* start Supplied information *
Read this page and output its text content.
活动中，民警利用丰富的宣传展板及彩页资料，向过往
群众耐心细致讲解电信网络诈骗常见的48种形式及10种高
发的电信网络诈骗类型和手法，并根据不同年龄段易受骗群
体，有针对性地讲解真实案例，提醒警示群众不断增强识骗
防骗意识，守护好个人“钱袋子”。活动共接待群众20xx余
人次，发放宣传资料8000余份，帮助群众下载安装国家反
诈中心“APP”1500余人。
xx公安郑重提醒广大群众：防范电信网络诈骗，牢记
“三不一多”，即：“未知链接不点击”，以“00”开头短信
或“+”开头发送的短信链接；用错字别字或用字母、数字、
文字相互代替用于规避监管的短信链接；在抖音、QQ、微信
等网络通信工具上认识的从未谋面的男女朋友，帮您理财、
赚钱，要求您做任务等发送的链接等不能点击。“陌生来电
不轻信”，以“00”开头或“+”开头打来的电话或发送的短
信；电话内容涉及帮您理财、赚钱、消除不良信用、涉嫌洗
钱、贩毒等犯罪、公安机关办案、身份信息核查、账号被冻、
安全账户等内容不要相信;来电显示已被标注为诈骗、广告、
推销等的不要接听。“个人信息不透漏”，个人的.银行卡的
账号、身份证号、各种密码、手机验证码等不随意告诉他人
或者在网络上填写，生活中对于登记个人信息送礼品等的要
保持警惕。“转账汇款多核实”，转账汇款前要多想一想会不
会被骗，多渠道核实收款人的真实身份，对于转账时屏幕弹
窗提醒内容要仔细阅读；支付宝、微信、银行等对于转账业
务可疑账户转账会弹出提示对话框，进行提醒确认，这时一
* end Supplied information *
- [What you have to do]: Please reproduce every line of the material word for word.

- [Answer to the exercise]:
Read this page and output its text content.
活动中，民警利用丰富的宣传展板及彩页资料，向过往
群众耐心细致讲解电信网络诈骗常见的48种形式及10种高
发的电信网络诈骗类型和手法，并根据不同年龄段易受骗群
体，有针对性地讲解真实案例，提醒警示群众不断增强识骗
防骗意识，守护好个人“钱袋子”。活动共接待群众20xx余
人次，发放宣传资料8000余份，帮助群众下载安装国家反
诈中心“APP”1500余人。
xx公安郑重提醒广大群众：防范电信网络诈骗，牢记
“三不一多”，即：“未知链接不点击”，以“00”开头短信
或“+”开头发送的短信链接；用错字别字或用字母、数字、
文字相互代替用于规避监管的短信链接；在抖音、QQ、微信
等网络通信工具上认识的从未谋面的男女朋友，帮您理财、
赚钱，要求您做任务等发送的链接等不能点击。“陌生来电
不轻信”，以“00”开头或“+”开头打来的电话或发送的短
信；电话内容涉及帮您理财、赚钱、消除不良信用、涉嫌洗
钱、贩毒等犯罪、公安机关办案、身份信息核查、账号被冻、
安全账户等内容不要相信;来电显示已被标注为诈骗、广告、
推销等的不要接听。“个人信息不透漏”，个人的.银行卡的
账号、身份证号、各种密码、手机验证码等不随意告诉他人
或者在网络上填写，生活中对于登记个人信息送礼品等的要
保持警惕。“转账汇款多核实”，转账汇款前要多想一想会不
会被骗，多渠道核实收款人的真实身份，对于转账时屏幕弹
窗提醒内容要仔细阅读；支付宝、微信、银行等对于转账业
务可疑账户转账会弹出提示对话框，进行提醒确认，这时一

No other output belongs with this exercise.